**REQUIREMENTS**
All material below is to be reproduced exactly.

--- begin DATASET CONTENT ---

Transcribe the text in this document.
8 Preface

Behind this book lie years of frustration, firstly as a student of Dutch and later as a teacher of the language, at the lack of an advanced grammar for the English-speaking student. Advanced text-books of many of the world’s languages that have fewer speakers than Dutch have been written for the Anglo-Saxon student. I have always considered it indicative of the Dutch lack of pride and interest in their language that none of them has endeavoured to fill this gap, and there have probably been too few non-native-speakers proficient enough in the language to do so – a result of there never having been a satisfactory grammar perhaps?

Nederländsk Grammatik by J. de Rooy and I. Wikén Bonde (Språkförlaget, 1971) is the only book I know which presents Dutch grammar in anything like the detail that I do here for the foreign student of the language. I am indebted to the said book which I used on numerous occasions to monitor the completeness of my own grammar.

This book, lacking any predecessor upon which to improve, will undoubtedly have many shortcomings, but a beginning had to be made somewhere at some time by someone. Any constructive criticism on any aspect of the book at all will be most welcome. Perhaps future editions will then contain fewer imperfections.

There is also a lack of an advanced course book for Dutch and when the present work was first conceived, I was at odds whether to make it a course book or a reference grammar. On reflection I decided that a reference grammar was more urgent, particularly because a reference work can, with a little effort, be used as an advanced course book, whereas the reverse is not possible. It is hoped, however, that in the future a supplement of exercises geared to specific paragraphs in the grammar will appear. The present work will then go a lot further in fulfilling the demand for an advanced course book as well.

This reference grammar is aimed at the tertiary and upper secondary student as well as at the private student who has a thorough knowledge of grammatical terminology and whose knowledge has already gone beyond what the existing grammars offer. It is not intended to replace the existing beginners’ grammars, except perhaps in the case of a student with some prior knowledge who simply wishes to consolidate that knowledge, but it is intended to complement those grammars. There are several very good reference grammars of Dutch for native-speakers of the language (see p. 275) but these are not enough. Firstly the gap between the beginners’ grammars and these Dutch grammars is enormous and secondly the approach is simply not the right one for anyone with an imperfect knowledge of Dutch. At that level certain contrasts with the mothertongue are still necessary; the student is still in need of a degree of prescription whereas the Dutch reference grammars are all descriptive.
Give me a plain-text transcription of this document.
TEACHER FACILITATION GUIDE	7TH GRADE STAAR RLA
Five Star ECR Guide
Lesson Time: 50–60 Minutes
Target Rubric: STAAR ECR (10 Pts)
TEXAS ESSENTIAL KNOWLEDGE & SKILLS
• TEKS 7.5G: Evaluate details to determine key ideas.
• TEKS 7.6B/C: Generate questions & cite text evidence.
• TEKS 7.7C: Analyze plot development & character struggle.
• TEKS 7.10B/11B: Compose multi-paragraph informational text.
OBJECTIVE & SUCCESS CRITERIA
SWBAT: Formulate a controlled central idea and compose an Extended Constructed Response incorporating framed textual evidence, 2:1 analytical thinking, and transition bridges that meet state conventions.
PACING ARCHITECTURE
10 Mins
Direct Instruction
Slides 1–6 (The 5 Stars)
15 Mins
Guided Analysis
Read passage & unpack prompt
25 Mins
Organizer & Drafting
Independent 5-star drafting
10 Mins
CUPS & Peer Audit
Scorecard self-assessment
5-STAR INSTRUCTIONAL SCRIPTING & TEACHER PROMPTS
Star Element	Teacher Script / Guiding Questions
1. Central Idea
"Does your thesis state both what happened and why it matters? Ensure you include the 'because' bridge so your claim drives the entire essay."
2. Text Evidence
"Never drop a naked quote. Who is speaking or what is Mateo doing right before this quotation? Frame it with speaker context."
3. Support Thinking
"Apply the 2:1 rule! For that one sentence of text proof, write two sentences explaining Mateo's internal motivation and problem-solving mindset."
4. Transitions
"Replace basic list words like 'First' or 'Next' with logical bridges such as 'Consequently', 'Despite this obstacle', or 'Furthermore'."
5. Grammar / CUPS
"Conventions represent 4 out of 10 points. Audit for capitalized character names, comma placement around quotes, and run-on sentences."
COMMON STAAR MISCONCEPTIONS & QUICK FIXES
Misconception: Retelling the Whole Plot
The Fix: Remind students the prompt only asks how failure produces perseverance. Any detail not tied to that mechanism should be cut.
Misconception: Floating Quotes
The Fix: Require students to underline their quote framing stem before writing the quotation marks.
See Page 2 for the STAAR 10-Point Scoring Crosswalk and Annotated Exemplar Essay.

--- end DATASET CONTENT ---

**REPLY**
Transcribe the text in this document.
8 Preface

Behind this book lie years of frustration, firstly as a student of Dutch and later as a teacher of the language, at the lack of an advanced grammar for the English-speaking student. Advanced text-books of many of the world’s languages that have fewer speakers than Dutch have been written for the Anglo-Saxon student. I have always considered it indicative of the Dutch lack of pride and interest in their language that none of them has endeavoured to fill this gap, and there have probably been too few non-native-speakers proficient enough in the language to do so – a result of there never having been a satisfactory grammar perhaps?

Nederländsk Grammatik by J. de Rooy and I. Wikén Bonde (Språkförlaget, 1971) is the only book I know which presents Dutch grammar in anything like the detail that I do here for the foreign student of the language. I am indebted to the said book which I used on numerous occasions to monitor the completeness of my own grammar.

This book, lacking any predecessor upon which to improve, will undoubtedly have many shortcomings, but a beginning had to be made somewhere at some time by someone. Any constructive criticism on any aspect of the book at all will be most welcome. Perhaps future editions will then contain fewer imperfections.

There is also a lack of an advanced course book for Dutch and when the present work was first conceived, I was at odds whether to make it a course book or a reference grammar. On reflection I decided that a reference grammar was more urgent, particularly because a reference work can, with a little effort, be used as an advanced course book, whereas the reverse is not possible. It is hoped, however, that in the future a supplement of exercises geared to specific paragraphs in the grammar will appear. The present work will then go a lot further in fulfilling the demand for an advanced course book as well.

This reference grammar is aimed at the tertiary and upper secondary student as well as at the private student who has a thorough knowledge of grammatical terminology and whose knowledge has already gone beyond what the existing grammars offer. It is not intended to replace the existing beginners’ grammars, except perhaps in the case of a student with some prior knowledge who simply wishes to consolidate that knowledge, but it is intended to complement those grammars. There are several very good reference grammars of Dutch for native-speakers of the language (see p. 275) but these are not enough. Firstly the gap between the beginners’ grammars and these Dutch grammars is enormous and secondly the approach is simply not the right one for anyone with an imperfect knowledge of Dutch. At that level certain contrasts with the mothertongue are still necessary; the student is still in need of a degree of prescription whereas the Dutch reference grammars are all descriptive.
Give me a plain-text transcription of this document.
TEACHER FACILITATION GUIDE	7TH GRADE STAAR RLA
Five Star ECR Guide
Lesson Time: 50–60 Minutes
Target Rubric: STAAR ECR (10 Pts)
TEXAS ESSENTIAL KNOWLEDGE & SKILLS
• TEKS 7.5G: Evaluate details to determine key ideas.
• TEKS 7.6B/C: Generate questions & cite text evidence.
• TEKS 7.7C: Analyze plot development & character struggle.
• TEKS 7.10B/11B: Compose multi-paragraph informational text.
OBJECTIVE & SUCCESS CRITERIA
SWBAT: Formulate a controlled central idea and compose an Extended Constructed Response incorporating framed textual evidence, 2:1 analytical thinking, and transition bridges that meet state conventions.
PACING ARCHITECTURE
10 Mins
Direct Instruction
Slides 1–6 (The 5 Stars)
15 Mins
Guided Analysis
Read passage & unpack prompt
25 Mins
Organizer & Drafting
Independent 5-star drafting
10 Mins
CUPS & Peer Audit
Scorecard self-assessment
5-STAR INSTRUCTIONAL SCRIPTING & TEACHER PROMPTS
Star Element	Teacher Script / Guiding Questions
1. Central Idea
"Does your thesis state both what happened and why it matters? Ensure you include the 'because' bridge so your claim drives the entire essay."
2. Text Evidence
"Never drop a naked quote. Who is speaking or what is Mateo doing right before this quotation? Frame it with speaker context."
3. Support Thinking
"Apply the 2:1 rule! For that one sentence of text proof, write two sentences explaining Mateo's internal motivation and problem-solving mindset."
4. Transitions
"Replace basic list words like 'First' or 'Next' with logical bridges such as 'Consequently', 'Despite this obstacle', or 'Furthermore'."
5. Grammar / CUPS
"Conventions represent 4 out of 10 points. Audit for capitalized character names, comma placement around quotes, and run-on sentences."
COMMON STAAR MISCONCEPTIONS & QUICK FIXES
Misconception: Retelling the Whole Plot
The Fix: Remind students the prompt only asks how failure produces perseverance. Any detail not tied to that mechanism should be cut.
Misconception: Floating Quotes
The Fix: Require students to underline their quote framing stem before writing the quotation marks.
See Page 2 for the STAAR 10-Point Scoring Crosswalk and Annotated Exemplar Essay.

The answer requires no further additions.